### What is expected
Scan the listing and work out how many lines contain the word "series". Nothing but the number should be given.

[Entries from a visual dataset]
↓↓↓

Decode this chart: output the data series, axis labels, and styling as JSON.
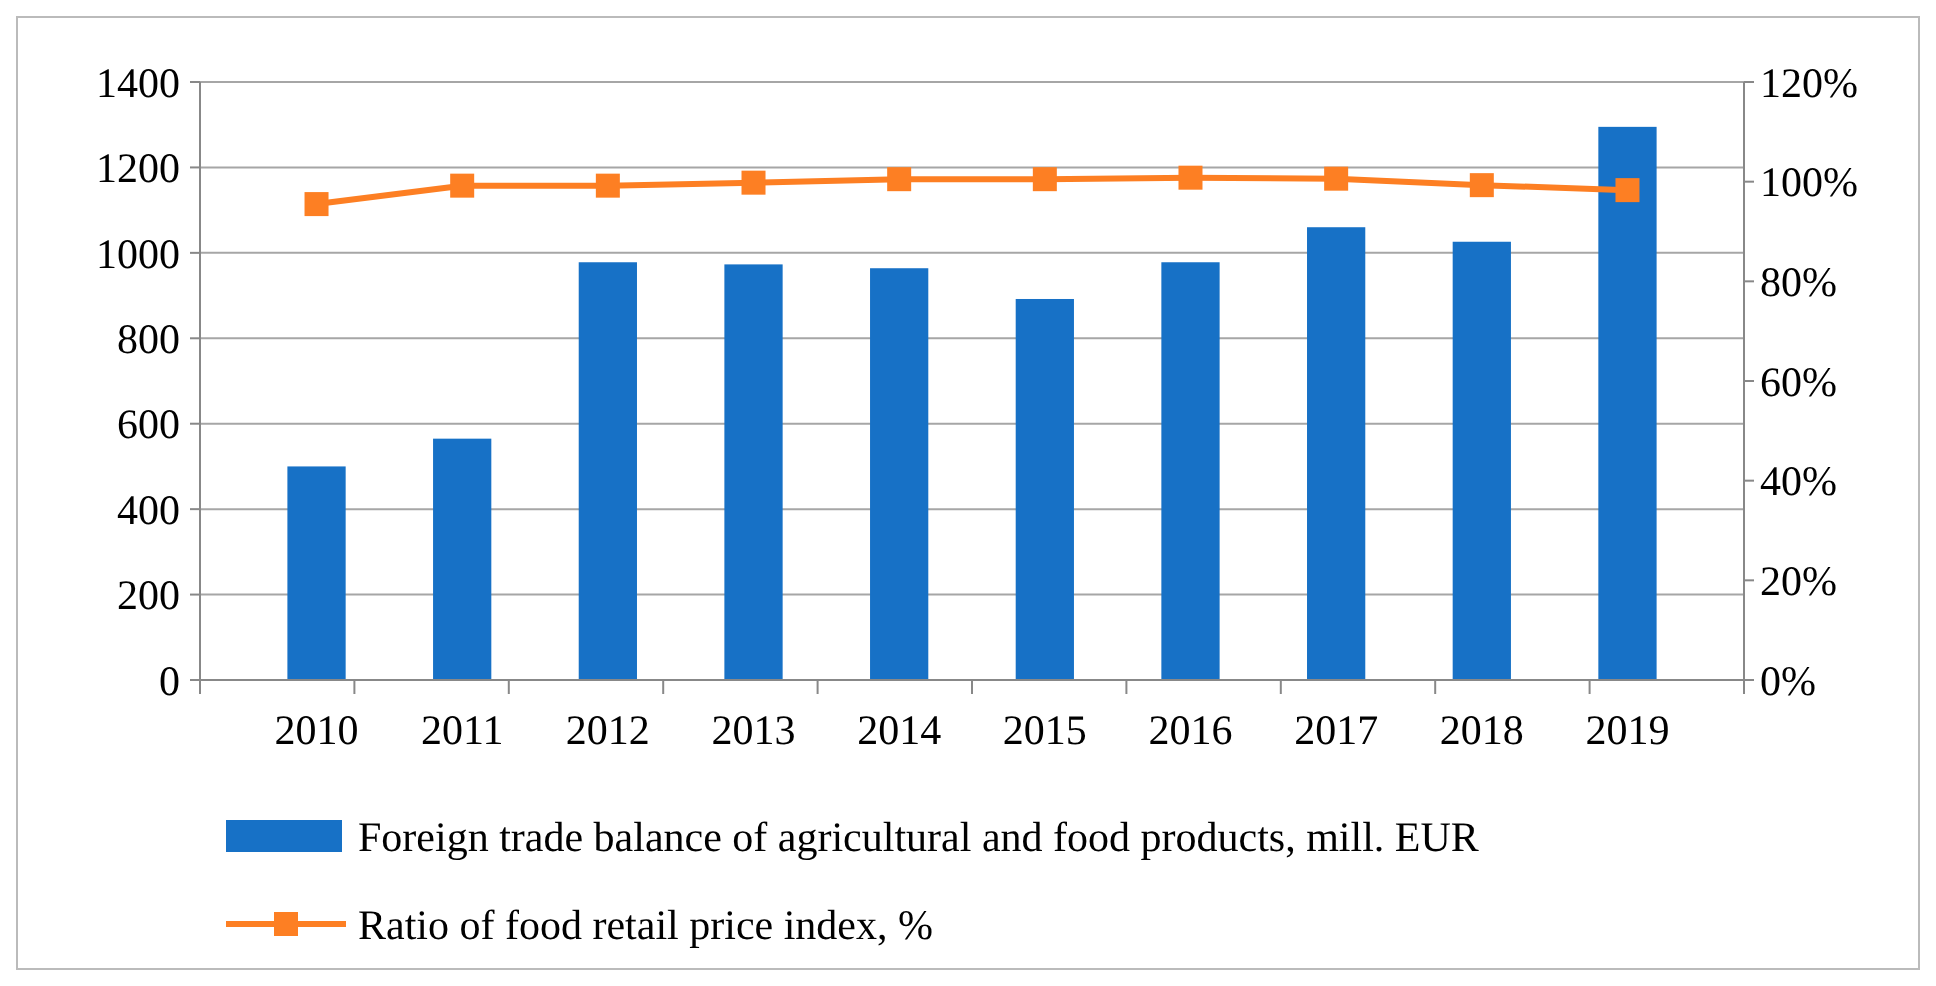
{
  "chart_data": {
    "type": "bar",
    "categories": [
      "2010",
      "2011",
      "2012",
      "2013",
      "2014",
      "2015",
      "2016",
      "2017",
      "2018",
      "2019"
    ],
    "series": [
      {
        "name": "Foreign trade balance of agricultural and food products, mill. EUR",
        "color": "#1771c6",
        "values": [
          500,
          565,
          978,
          973,
          964,
          892,
          978,
          1060,
          1026,
          1295
        ]
      },
      {
        "name": "Ratio of food retail price index, %",
        "type": "line",
        "axis": "y2",
        "color": "#fd7f23",
        "marker": "square",
        "values": [
          95.5,
          99.2,
          99.2,
          99.8,
          100.5,
          100.5,
          100.8,
          100.6,
          99.3,
          98.3
        ]
      }
    ],
    "ylim": [
      0,
      1400
    ],
    "yticks": [
      0,
      200,
      400,
      600,
      800,
      1000,
      1200,
      1400
    ],
    "y2lim": [
      0,
      120
    ],
    "y2ticks": [
      {
        "value": 0,
        "label": "0%"
      },
      {
        "value": 20,
        "label": "20%"
      },
      {
        "value": 40,
        "label": "40%"
      },
      {
        "value": 60,
        "label": "60%"
      },
      {
        "value": 80,
        "label": "80%"
      },
      {
        "value": 100,
        "label": "100%"
      },
      {
        "value": 120,
        "label": "120%"
      }
    ],
    "grid": "y",
    "legend": "bottom"
  }
}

↑↑↑

### The response
2